======== Record excerpts

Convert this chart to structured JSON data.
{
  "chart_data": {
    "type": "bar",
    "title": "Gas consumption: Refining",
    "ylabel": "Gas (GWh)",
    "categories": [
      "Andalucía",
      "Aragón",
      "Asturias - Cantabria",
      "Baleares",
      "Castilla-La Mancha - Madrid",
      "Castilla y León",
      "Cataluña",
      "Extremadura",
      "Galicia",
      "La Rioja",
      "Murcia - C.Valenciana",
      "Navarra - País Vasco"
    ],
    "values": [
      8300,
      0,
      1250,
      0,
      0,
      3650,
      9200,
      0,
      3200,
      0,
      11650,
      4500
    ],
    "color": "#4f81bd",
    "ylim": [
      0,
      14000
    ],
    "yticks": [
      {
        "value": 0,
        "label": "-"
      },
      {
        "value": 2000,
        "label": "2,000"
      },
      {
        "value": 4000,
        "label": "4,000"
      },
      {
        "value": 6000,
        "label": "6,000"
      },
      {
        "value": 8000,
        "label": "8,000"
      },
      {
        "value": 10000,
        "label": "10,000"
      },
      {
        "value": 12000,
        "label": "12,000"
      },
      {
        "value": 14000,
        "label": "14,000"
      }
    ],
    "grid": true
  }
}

================

Objective »
Make an exact copy of the listing, including every line.

Correct answer »
Convert this chart to structured JSON data.
{
  "chart_data": {
    "type": "bar",
    "title": "Gas consumption: Refining",
    "ylabel": "Gas (GWh)",
    "categories": [
      "Andalucía",
      "Aragón",
      "Asturias - Cantabria",
      "Baleares",
      "Castilla-La Mancha - Madrid",
      "Castilla y León",
      "Cataluña",
      "Extremadura",
      "Galicia",
      "La Rioja",
      "Murcia - C.Valenciana",
      "Navarra - País Vasco"
    ],
    "values": [
      8300,
      0,
      1250,
      0,
      0,
      3650,
      9200,
      0,
      3200,
      0,
      11650,
      4500
    ],
    "color": "#4f81bd",
    "ylim": [
      0,
      14000
    ],
    "yticks": [
      {
        "value": 0,
        "label": "-"
      },
      {
        "value": 2000,
        "label": "2,000"
      },
      {
        "value": 4000,
        "label": "4,000"
      },
      {
        "value": 6000,
        "label": "6,000"
      },
      {
        "value": 8000,
        "label": "8,000"
      },
      {
        "value": 10000,
        "label": "10,000"
      },
      {
        "value": 12000,
        "label": "12,000"
      },
      {
        "value": 14000,
        "label": "14,000"
      }
    ],
    "grid": true
  }
}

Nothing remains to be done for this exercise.